[Start of EXTRACTED MATERIAL]

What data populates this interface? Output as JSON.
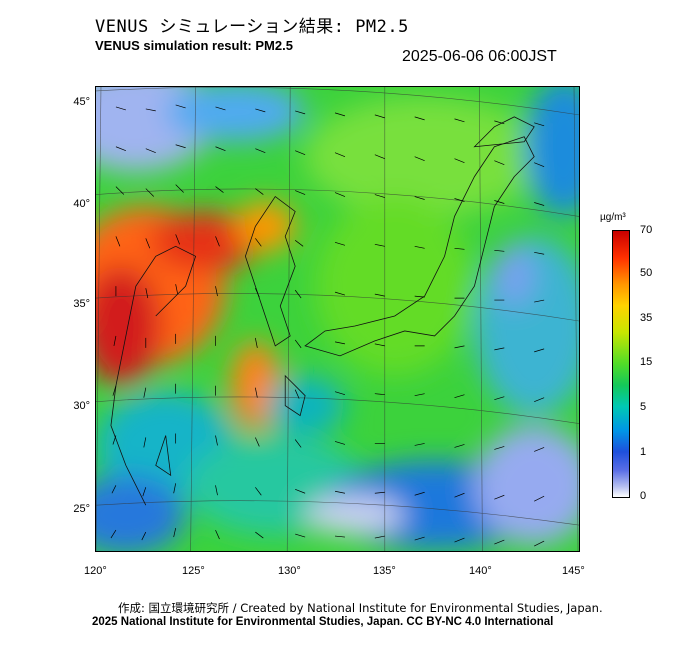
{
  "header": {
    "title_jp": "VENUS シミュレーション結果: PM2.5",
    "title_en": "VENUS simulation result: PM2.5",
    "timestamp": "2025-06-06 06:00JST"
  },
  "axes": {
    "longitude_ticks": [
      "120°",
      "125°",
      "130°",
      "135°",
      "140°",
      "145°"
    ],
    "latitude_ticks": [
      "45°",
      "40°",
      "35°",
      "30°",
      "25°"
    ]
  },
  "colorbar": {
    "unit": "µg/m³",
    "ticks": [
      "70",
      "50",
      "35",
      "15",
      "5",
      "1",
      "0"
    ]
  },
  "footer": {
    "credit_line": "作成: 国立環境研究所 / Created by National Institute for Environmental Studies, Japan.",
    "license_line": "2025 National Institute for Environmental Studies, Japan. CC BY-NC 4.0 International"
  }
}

[End of EXTRACTED MATERIAL]
[Start of EXTRACTED MATERIAL]

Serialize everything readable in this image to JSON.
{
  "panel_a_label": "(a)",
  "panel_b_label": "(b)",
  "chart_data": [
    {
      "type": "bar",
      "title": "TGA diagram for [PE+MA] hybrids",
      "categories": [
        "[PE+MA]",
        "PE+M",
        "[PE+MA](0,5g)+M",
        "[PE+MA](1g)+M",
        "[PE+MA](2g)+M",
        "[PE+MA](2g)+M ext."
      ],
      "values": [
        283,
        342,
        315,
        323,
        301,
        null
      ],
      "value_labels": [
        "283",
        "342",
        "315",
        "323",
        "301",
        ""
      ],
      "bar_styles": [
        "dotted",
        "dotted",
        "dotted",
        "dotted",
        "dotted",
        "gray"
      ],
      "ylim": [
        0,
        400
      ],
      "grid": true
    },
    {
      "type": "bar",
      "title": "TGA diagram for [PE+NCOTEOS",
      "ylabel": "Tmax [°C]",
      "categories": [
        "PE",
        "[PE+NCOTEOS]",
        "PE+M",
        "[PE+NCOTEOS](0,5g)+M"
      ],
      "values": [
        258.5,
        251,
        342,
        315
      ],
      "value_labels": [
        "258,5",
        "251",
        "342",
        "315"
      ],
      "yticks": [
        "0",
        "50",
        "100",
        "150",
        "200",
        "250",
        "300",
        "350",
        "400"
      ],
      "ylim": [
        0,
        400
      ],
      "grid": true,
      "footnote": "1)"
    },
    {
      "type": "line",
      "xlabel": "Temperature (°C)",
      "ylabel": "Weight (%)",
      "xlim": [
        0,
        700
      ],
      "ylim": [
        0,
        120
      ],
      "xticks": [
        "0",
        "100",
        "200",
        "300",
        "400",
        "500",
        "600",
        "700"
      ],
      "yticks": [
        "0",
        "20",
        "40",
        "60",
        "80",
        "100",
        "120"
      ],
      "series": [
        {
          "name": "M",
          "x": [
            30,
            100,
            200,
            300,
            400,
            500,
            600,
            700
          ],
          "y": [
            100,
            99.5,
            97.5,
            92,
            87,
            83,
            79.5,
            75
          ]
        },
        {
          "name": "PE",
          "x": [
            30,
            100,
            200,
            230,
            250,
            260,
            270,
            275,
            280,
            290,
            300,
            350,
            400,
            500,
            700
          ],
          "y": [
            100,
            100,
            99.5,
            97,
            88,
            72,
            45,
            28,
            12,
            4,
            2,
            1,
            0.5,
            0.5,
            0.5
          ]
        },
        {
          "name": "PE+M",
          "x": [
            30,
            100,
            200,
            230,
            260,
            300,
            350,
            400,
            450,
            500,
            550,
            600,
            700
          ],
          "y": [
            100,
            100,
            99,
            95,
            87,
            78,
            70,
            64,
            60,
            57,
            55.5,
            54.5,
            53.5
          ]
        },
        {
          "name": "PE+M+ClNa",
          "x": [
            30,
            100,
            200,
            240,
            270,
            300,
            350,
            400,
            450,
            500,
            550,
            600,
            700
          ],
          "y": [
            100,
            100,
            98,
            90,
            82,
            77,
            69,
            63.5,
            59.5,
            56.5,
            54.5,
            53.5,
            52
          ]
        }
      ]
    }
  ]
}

[End of EXTRACTED MATERIAL]

- [WRITTEN REQUEST]: Report all lines of the material that contain the word "Studies".

- [FULL RESPONSE]:
    "credit_line": "作成: 国立環境研究所 / Created by National Institute for Environmental Studies, Japan.",
    "license_line": "2025 National Institute for Environmental Studies, Japan. CC BY-NC 4.0 International"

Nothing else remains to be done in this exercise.